* _JOB_:
Write out, unchanged, the lines between the one holding "checkbox-label: Show a" and the one holding "phone-icon <box>679 330 703 354</box>", inclusive.

* _SUPPLIED ENTRIES_:

^^^^^^^^^^^^^^^^

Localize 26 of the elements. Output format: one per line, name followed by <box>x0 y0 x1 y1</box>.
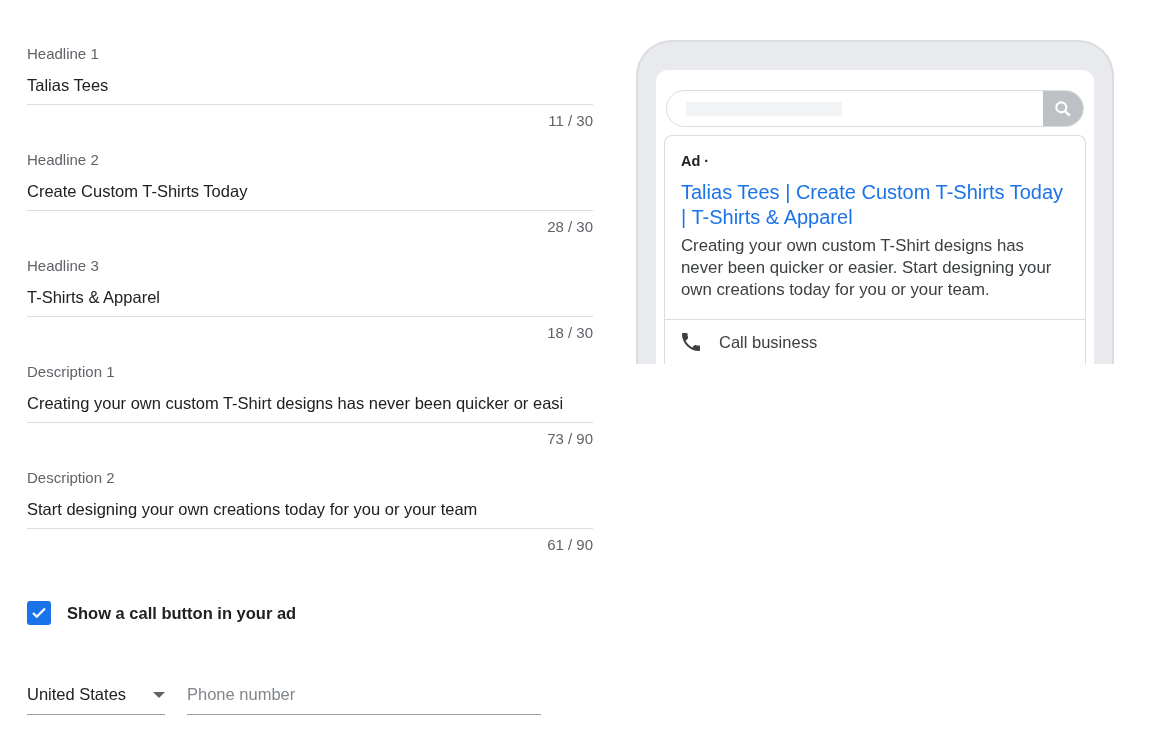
checkbox-label: Show a call button in your ad <box>67 603 297 623</box>
field-label: Headline 2 <box>27 151 100 169</box>
phone-icon <box>679 330 703 354</box>
text-field[interactable]: Start designing your own creations today for you or your team <box>27 499 593 529</box>
character-counter: 73 / 90 <box>547 430 593 448</box>
character-counter: 61 / 90 <box>547 536 593 554</box>
country-dropdown[interactable]: United States <box>27 681 165 715</box>
field-label: Headline 3 <box>27 257 100 275</box>
text-field[interactable]: Talias Tees <box>27 75 593 105</box>
text-field[interactable]: Creating your own custom T-Shirt designs has never been quicker or easi <box>27 393 593 423</box>
search-button[interactable] <box>1043 91 1083 126</box>
ad-description: Creating your own custom T-Shirt designs has never been quicker or easier. Start designing your own creations today for you or your team. <box>681 235 1053 301</box>
character-counter: 11 / 30 <box>548 112 593 130</box>
field-label: Description 1 <box>27 363 116 381</box>
text-field[interactable]: Create Custom T-Shirts Today <box>27 181 593 211</box>
ad-headline[interactable]: Talias Tees | Create Custom T-Shirts Today | T-Shirts & Apparel <box>681 180 1069 230</box>
ad-label: Ad · <box>681 153 711 169</box>
field-label: Headline 1 <box>27 45 100 63</box>
character-counter: 28 / 30 <box>547 218 593 236</box>
search-icon <box>1053 98 1073 119</box>
text-field[interactable]: T-Shirts & Apparel <box>27 287 593 317</box>
character-counter: 18 / 30 <box>547 324 593 342</box>
field-label: Description 2 <box>27 469 116 487</box>
caret-icon <box>153 691 165 698</box>
call-business-label[interactable]: Call business <box>719 332 818 352</box>
checkbox[interactable] <box>27 601 51 625</box>
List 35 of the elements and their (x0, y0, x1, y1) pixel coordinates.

^^^^^^^^^^^^^^^^

* _THE SOLUTION_:
checkbox-label: Show a call button in your ad <box>67 603 297 623</box>
field-label: Headline 2 <box>27 151 100 169</box>
phone-icon <box>679 330 703 354</box>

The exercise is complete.